- **Instruction**
The entries need to be copied exactly.

- **Supplied data**
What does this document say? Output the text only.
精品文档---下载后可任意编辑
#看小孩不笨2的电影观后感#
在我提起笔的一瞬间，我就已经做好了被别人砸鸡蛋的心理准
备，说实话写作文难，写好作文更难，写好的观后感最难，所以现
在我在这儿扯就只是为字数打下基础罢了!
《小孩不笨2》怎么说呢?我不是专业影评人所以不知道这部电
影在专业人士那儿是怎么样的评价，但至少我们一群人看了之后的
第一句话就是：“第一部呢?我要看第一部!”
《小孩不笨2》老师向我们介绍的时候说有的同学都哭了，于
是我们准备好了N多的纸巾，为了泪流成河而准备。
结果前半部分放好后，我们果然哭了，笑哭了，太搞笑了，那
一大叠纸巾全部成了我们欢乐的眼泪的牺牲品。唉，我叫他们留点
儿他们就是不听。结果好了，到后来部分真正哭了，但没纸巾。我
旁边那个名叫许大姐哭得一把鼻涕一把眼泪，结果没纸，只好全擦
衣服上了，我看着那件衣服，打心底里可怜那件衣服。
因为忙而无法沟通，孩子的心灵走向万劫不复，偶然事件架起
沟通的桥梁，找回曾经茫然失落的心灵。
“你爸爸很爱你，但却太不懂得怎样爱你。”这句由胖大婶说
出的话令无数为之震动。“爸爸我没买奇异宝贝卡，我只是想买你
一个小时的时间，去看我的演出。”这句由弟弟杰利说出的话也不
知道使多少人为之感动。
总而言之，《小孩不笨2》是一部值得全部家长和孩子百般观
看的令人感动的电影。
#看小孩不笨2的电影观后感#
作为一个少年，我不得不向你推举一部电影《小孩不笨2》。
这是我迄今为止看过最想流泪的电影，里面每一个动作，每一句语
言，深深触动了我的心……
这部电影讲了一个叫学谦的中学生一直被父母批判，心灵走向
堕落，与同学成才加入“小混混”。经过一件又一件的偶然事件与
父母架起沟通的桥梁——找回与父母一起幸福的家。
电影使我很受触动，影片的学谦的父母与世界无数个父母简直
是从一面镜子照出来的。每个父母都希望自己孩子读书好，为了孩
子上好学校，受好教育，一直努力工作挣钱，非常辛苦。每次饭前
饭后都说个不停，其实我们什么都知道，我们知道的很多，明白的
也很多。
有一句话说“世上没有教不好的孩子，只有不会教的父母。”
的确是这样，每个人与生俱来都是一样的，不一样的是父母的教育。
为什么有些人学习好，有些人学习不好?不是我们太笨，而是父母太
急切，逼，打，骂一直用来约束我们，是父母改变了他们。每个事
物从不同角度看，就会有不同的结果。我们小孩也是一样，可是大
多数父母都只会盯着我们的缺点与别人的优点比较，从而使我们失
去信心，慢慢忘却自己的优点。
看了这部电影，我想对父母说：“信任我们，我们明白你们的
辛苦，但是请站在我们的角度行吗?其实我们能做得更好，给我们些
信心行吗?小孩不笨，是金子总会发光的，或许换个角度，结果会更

- **Response**
What does this document say? Output the text only.
精品文档---下载后可任意编辑
#看小孩不笨2的电影观后感#
在我提起笔的一瞬间，我就已经做好了被别人砸鸡蛋的心理准
备，说实话写作文难，写好作文更难，写好的观后感最难，所以现
在我在这儿扯就只是为字数打下基础罢了!
《小孩不笨2》怎么说呢?我不是专业影评人所以不知道这部电
影在专业人士那儿是怎么样的评价，但至少我们一群人看了之后的
第一句话就是：“第一部呢?我要看第一部!”
《小孩不笨2》老师向我们介绍的时候说有的同学都哭了，于
是我们准备好了N多的纸巾，为了泪流成河而准备。
结果前半部分放好后，我们果然哭了，笑哭了，太搞笑了，那
一大叠纸巾全部成了我们欢乐的眼泪的牺牲品。唉，我叫他们留点
儿他们就是不听。结果好了，到后来部分真正哭了，但没纸巾。我
旁边那个名叫许大姐哭得一把鼻涕一把眼泪，结果没纸，只好全擦
衣服上了，我看着那件衣服，打心底里可怜那件衣服。
因为忙而无法沟通，孩子的心灵走向万劫不复，偶然事件架起
沟通的桥梁，找回曾经茫然失落的心灵。
“你爸爸很爱你，但却太不懂得怎样爱你。”这句由胖大婶说
出的话令无数为之震动。“爸爸我没买奇异宝贝卡，我只是想买你
一个小时的时间，去看我的演出。”这句由弟弟杰利说出的话也不
知道使多少人为之感动。
总而言之，《小孩不笨2》是一部值得全部家长和孩子百般观
看的令人感动的电影。
#看小孩不笨2的电影观后感#
作为一个少年，我不得不向你推举一部电影《小孩不笨2》。
这是我迄今为止看过最想流泪的电影，里面每一个动作，每一句语
言，深深触动了我的心……
这部电影讲了一个叫学谦的中学生一直被父母批判，心灵走向
堕落，与同学成才加入“小混混”。经过一件又一件的偶然事件与
父母架起沟通的桥梁——找回与父母一起幸福的家。
电影使我很受触动，影片的学谦的父母与世界无数个父母简直
是从一面镜子照出来的。每个父母都希望自己孩子读书好，为了孩
子上好学校，受好教育，一直努力工作挣钱，非常辛苦。每次饭前
饭后都说个不停，其实我们什么都知道，我们知道的很多，明白的
也很多。
有一句话说“世上没有教不好的孩子，只有不会教的父母。”
的确是这样，每个人与生俱来都是一样的，不一样的是父母的教育。
为什么有些人学习好，有些人学习不好?不是我们太笨，而是父母太
急切，逼，打，骂一直用来约束我们，是父母改变了他们。每个事
物从不同角度看，就会有不同的结果。我们小孩也是一样，可是大
多数父母都只会盯着我们的缺点与别人的优点比较，从而使我们失
去信心，慢慢忘却自己的优点。
看了这部电影，我想对父母说：“信任我们，我们明白你们的
辛苦，但是请站在我们的角度行吗?其实我们能做得更好，给我们些
信心行吗?小孩不笨，是金子总会发光的，或许换个角度，结果会更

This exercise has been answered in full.